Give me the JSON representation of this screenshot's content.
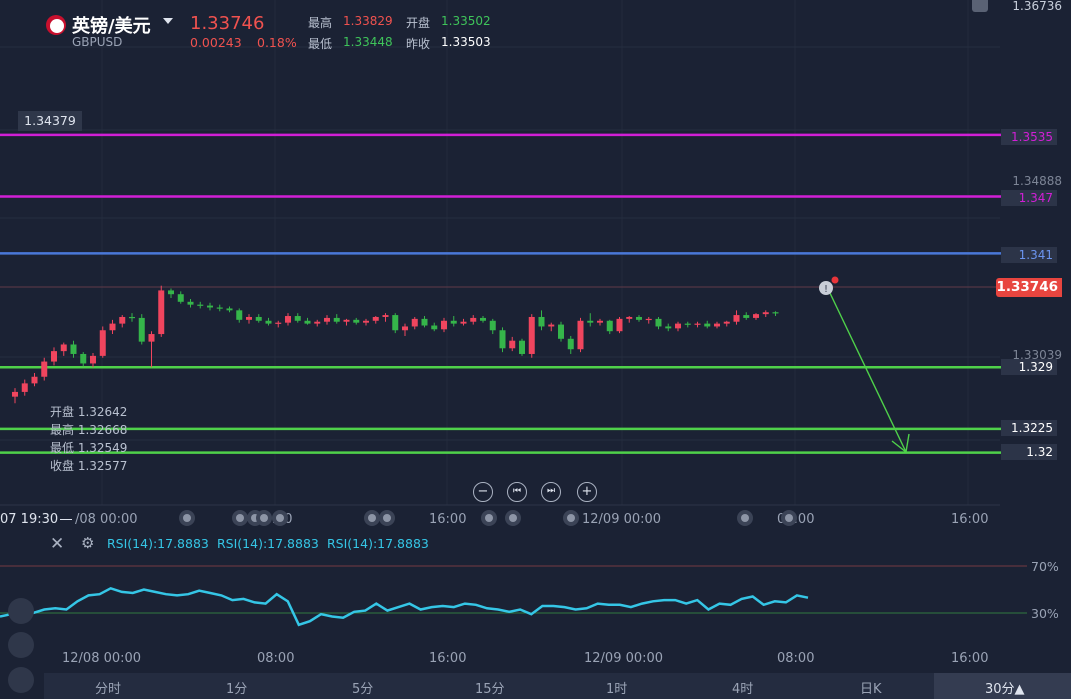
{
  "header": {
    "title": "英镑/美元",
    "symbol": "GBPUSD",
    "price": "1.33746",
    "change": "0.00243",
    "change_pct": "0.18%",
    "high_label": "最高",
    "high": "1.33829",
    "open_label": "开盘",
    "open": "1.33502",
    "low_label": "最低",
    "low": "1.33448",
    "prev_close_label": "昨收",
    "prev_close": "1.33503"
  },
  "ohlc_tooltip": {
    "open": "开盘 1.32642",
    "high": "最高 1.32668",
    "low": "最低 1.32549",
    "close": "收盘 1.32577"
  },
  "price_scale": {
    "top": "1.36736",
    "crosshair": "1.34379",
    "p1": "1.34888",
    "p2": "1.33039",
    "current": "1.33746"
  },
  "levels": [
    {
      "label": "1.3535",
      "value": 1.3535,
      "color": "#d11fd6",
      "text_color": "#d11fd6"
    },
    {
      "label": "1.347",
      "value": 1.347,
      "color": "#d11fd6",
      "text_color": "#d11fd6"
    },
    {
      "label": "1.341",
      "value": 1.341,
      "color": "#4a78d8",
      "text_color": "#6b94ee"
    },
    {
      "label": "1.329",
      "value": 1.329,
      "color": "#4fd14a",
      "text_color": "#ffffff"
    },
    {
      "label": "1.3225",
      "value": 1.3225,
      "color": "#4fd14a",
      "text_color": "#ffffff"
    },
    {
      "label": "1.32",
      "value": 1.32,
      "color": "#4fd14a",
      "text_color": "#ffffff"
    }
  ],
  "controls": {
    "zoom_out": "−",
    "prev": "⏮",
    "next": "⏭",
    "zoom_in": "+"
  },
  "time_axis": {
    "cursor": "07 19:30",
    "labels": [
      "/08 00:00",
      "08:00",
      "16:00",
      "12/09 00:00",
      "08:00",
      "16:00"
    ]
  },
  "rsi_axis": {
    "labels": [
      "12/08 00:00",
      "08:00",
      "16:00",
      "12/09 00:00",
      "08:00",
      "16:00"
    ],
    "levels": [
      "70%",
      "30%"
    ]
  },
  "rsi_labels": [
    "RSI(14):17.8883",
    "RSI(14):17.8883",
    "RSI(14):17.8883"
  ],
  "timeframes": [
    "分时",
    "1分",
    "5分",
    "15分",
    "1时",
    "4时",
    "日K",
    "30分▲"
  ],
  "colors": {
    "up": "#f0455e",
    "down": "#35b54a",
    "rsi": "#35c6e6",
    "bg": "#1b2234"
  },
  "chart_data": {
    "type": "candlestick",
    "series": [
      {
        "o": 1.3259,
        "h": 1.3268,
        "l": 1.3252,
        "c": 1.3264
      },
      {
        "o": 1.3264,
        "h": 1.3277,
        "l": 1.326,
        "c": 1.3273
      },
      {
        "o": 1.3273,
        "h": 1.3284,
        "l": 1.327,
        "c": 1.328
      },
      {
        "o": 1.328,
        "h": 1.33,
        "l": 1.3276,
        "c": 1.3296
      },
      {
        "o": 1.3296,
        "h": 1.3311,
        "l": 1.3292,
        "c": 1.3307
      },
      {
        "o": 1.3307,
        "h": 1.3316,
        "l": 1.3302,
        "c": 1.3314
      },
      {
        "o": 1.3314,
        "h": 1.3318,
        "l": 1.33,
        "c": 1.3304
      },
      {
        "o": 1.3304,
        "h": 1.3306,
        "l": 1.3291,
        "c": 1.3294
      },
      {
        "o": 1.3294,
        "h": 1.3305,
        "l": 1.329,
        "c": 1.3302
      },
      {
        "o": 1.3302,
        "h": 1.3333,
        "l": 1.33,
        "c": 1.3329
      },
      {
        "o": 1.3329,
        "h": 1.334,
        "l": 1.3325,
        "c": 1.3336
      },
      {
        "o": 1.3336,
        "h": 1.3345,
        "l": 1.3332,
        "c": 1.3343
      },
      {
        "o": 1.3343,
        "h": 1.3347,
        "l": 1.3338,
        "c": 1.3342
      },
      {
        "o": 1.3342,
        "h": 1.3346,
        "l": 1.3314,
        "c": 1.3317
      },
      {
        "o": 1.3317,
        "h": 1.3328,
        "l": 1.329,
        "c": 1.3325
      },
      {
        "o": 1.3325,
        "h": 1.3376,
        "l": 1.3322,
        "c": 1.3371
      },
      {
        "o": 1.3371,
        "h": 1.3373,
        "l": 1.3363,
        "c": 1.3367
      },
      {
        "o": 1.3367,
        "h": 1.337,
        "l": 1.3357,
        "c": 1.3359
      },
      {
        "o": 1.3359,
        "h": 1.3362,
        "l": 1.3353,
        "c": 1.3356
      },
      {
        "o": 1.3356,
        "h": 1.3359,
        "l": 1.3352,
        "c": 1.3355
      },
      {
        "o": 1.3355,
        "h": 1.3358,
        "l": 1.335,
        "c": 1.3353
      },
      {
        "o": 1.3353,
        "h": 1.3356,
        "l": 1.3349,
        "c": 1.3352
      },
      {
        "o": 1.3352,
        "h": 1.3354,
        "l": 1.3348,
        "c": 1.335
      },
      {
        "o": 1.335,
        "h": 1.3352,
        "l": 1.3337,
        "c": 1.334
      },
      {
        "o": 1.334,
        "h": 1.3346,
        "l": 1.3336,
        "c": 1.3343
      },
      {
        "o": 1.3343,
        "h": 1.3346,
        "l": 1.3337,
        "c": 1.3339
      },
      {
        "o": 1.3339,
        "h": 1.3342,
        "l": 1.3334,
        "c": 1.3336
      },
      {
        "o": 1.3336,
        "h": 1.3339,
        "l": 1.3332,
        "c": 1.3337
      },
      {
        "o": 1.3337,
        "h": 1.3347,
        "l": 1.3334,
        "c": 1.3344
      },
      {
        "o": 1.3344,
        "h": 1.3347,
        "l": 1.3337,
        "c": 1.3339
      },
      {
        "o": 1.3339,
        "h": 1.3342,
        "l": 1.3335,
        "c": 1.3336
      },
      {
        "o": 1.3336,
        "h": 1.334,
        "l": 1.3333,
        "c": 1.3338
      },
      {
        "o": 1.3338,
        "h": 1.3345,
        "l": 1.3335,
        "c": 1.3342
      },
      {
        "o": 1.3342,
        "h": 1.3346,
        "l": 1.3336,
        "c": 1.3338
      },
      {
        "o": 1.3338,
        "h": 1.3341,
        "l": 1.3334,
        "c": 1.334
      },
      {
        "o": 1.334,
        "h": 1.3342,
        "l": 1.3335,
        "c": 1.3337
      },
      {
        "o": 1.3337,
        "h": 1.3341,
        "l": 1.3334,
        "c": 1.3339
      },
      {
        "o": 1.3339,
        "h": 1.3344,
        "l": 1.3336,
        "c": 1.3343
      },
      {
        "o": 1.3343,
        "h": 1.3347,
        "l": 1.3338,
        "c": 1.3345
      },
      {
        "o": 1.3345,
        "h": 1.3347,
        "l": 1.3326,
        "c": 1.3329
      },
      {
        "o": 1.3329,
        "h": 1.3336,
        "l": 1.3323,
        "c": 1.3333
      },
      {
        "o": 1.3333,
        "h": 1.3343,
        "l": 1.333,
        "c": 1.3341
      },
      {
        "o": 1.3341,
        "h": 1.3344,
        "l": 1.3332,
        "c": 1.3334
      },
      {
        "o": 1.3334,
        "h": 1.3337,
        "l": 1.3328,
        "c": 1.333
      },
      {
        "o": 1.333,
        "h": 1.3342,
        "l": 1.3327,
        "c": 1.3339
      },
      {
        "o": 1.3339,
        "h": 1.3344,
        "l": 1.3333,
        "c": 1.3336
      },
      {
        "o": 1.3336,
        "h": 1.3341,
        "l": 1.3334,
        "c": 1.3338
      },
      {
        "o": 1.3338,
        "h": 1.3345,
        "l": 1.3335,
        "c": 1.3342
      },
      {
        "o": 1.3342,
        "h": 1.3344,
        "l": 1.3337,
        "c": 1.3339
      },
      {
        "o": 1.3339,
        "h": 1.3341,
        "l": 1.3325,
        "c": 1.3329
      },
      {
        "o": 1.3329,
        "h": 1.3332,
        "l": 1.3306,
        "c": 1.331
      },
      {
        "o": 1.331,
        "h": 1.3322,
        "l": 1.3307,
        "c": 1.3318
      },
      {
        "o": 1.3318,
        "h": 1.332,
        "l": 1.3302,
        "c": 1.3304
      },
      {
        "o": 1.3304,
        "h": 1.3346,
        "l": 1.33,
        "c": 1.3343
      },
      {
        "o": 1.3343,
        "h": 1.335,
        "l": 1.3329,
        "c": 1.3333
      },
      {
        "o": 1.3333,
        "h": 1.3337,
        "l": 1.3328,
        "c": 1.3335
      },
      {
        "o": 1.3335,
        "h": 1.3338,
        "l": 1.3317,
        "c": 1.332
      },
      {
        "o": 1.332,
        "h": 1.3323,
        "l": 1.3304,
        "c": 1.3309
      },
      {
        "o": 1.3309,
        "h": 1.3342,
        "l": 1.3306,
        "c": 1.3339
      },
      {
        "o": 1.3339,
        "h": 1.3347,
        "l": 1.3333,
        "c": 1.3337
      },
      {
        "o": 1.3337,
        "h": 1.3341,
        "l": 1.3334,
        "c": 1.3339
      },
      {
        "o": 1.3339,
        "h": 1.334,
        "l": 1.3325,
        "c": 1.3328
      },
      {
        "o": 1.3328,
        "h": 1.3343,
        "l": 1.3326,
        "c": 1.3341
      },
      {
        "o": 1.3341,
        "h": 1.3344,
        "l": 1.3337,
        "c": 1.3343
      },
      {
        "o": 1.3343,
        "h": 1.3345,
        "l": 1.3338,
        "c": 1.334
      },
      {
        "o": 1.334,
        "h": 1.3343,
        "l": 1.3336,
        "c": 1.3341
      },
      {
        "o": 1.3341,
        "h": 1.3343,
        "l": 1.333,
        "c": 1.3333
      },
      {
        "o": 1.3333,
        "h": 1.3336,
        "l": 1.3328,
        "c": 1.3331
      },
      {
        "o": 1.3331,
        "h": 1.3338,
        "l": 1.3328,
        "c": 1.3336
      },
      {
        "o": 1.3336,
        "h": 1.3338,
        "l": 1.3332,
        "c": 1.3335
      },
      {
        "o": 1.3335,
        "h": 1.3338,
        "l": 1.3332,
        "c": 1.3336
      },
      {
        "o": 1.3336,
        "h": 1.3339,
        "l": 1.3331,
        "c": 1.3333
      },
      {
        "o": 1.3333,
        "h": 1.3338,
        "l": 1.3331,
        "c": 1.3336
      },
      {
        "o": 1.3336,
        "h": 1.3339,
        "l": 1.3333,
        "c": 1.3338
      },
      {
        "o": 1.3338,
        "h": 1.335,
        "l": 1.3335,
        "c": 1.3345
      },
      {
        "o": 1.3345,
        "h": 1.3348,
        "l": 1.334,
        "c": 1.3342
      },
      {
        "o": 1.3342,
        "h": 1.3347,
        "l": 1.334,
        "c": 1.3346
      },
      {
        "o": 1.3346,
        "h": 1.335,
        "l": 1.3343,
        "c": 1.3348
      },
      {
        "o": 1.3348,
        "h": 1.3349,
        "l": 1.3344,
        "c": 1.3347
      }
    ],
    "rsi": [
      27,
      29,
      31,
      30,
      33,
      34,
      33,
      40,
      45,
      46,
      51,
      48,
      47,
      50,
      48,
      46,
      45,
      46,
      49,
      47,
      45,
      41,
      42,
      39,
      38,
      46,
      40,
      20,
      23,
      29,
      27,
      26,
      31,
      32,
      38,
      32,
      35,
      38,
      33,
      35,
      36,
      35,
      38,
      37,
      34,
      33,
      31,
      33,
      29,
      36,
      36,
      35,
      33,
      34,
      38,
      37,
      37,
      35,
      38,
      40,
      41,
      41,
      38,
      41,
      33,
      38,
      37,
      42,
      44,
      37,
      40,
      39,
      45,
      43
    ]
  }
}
#####
- **Exercise prompt**:
Using the records above, copy every line that has the word "value" in it.

- **Reply**:
      "value": 1.3535,
      "value": 1.347,
      "value": 1.341,
      "value": 1.329,
      "value": 1.3225,
      "value": 1.32,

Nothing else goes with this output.